● Goal:
Give the count of lines in the data that include "them", with no other words.
########################################
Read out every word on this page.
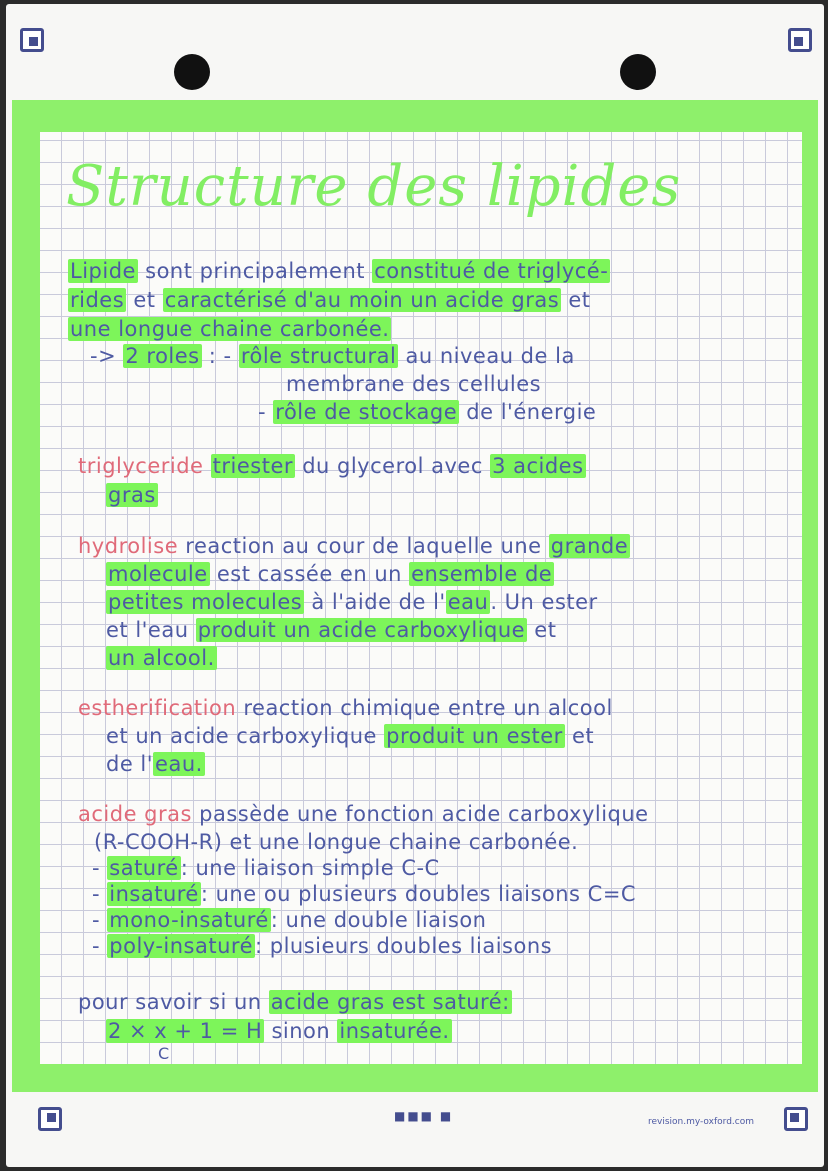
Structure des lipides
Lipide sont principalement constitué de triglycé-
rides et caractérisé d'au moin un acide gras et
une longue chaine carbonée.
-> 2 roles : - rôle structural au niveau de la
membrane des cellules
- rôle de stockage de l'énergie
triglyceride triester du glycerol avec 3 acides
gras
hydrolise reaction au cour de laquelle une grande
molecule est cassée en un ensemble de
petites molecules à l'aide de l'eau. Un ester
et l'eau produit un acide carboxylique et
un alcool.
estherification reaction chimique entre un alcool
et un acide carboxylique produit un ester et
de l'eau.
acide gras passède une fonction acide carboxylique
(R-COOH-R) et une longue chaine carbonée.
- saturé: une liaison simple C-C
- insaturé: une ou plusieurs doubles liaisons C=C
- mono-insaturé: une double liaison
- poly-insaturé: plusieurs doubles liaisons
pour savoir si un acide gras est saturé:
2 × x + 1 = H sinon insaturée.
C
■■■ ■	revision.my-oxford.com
########################################
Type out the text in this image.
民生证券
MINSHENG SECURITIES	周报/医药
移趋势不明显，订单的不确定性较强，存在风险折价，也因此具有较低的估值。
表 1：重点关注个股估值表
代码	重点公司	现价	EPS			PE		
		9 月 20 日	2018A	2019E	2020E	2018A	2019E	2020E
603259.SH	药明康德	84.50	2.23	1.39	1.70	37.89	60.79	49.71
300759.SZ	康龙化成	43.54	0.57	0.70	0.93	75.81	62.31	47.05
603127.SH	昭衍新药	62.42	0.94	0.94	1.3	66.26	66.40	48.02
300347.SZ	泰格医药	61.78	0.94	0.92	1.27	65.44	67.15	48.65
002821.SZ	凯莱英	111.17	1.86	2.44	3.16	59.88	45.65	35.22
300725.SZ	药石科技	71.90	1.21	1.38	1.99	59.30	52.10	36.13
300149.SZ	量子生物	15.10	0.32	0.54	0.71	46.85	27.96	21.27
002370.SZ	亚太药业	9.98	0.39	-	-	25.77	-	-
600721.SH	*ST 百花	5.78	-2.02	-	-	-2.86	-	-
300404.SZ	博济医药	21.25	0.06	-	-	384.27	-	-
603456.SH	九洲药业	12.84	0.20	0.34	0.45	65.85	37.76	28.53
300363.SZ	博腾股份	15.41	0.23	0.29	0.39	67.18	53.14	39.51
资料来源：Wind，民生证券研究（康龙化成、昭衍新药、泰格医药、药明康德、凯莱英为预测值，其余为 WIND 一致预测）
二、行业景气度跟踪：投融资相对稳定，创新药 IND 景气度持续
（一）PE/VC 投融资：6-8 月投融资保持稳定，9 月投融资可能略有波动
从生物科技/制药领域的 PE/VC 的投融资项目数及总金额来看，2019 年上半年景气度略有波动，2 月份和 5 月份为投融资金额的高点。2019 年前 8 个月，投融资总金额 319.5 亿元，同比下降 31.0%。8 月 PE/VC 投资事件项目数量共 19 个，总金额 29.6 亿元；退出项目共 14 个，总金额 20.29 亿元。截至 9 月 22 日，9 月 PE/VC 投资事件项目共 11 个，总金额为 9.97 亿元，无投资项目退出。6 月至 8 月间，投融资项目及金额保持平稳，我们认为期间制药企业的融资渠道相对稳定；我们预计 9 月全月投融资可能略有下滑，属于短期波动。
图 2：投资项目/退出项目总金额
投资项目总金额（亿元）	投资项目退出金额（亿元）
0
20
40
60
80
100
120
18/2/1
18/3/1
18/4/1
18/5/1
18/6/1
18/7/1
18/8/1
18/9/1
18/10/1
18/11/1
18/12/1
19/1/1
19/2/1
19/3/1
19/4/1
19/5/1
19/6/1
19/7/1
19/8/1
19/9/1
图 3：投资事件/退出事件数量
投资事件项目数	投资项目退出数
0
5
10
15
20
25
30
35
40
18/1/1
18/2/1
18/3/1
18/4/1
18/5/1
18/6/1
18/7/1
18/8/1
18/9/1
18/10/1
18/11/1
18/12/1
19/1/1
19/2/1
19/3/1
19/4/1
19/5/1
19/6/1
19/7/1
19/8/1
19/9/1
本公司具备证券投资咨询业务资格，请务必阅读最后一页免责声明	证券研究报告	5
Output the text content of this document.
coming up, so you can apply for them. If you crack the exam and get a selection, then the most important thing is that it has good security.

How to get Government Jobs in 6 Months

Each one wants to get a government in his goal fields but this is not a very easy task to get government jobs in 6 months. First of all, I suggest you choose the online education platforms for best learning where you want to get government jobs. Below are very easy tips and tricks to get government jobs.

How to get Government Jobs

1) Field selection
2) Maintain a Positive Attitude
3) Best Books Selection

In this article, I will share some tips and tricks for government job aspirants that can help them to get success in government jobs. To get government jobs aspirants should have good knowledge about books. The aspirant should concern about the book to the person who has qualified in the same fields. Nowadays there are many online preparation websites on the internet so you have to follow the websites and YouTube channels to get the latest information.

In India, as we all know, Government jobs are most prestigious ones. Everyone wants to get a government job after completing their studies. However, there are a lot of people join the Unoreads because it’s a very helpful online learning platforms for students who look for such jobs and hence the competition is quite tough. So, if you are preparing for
########################################
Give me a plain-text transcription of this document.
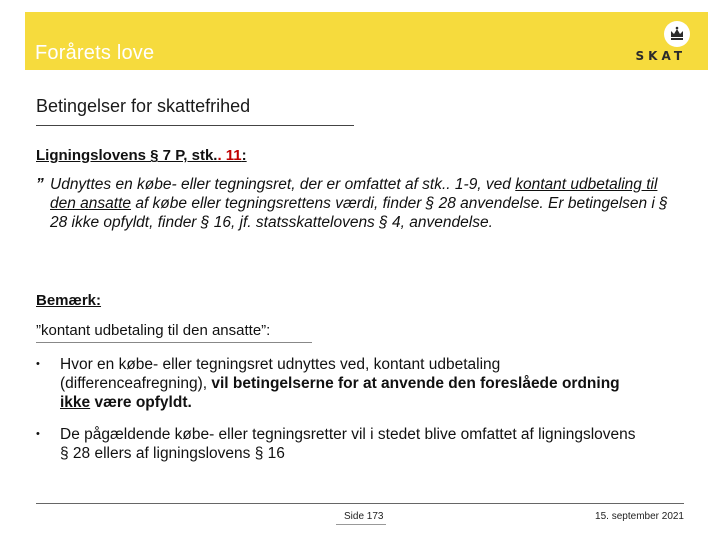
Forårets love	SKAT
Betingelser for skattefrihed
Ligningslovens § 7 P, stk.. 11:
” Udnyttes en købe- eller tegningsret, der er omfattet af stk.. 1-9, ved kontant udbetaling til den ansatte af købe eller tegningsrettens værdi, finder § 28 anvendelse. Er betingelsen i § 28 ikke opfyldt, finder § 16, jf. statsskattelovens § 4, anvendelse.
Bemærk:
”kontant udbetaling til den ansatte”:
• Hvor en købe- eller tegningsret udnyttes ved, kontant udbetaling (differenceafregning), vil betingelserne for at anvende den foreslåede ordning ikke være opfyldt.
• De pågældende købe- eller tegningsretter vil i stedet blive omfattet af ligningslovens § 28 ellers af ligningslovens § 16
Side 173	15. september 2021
########################################
● The response:
2